Lines that contain the string "Secondary" are to be copied; leave out all others.

:: SUPPLIED RECORDS ::
──────────────────────────────
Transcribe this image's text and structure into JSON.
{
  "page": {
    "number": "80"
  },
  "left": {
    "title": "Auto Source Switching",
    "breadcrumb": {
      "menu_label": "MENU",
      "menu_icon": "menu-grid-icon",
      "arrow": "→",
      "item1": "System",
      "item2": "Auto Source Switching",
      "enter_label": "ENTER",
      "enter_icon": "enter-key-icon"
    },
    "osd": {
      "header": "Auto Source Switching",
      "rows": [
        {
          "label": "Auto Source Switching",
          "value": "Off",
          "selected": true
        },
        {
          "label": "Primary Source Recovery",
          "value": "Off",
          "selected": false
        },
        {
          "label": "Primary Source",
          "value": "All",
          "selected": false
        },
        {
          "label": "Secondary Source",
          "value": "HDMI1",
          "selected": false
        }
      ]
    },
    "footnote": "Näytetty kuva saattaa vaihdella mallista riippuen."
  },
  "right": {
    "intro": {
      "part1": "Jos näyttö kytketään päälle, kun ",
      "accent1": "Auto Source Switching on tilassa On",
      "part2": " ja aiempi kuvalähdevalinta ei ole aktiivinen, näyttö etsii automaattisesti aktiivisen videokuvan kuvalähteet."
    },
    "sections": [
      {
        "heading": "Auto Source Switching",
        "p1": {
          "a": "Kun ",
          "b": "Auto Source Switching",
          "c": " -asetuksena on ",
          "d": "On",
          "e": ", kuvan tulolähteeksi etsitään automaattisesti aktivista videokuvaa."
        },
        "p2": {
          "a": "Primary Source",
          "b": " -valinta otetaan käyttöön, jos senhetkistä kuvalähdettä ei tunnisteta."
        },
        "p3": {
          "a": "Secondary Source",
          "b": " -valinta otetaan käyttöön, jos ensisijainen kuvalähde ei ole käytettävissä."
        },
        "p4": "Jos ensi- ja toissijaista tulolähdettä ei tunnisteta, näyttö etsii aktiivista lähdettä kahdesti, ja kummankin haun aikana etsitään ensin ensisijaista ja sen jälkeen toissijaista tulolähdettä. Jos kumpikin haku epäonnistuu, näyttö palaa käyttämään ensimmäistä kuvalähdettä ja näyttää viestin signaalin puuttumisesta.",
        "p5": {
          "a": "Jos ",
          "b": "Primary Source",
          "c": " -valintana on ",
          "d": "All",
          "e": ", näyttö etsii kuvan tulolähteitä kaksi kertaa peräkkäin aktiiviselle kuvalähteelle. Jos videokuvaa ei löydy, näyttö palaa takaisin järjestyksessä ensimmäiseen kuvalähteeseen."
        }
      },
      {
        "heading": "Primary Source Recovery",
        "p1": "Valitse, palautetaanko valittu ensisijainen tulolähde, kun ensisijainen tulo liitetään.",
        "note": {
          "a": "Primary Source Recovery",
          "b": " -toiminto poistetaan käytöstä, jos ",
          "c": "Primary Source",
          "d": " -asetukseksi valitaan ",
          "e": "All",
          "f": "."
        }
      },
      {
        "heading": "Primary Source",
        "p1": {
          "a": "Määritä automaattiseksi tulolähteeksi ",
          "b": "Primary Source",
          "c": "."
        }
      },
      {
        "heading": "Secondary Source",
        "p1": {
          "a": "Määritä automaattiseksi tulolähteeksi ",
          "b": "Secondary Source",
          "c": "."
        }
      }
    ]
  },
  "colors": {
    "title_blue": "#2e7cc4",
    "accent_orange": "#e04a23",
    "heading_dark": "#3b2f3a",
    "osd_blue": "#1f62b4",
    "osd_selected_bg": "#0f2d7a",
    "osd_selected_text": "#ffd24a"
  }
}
──────────────────────────────
:: ANSWER IN FULL ::
          "label": "Secondary Source",
          "a": "Secondary Source",
        "heading": "Secondary Source",
          "b": "Secondary Source",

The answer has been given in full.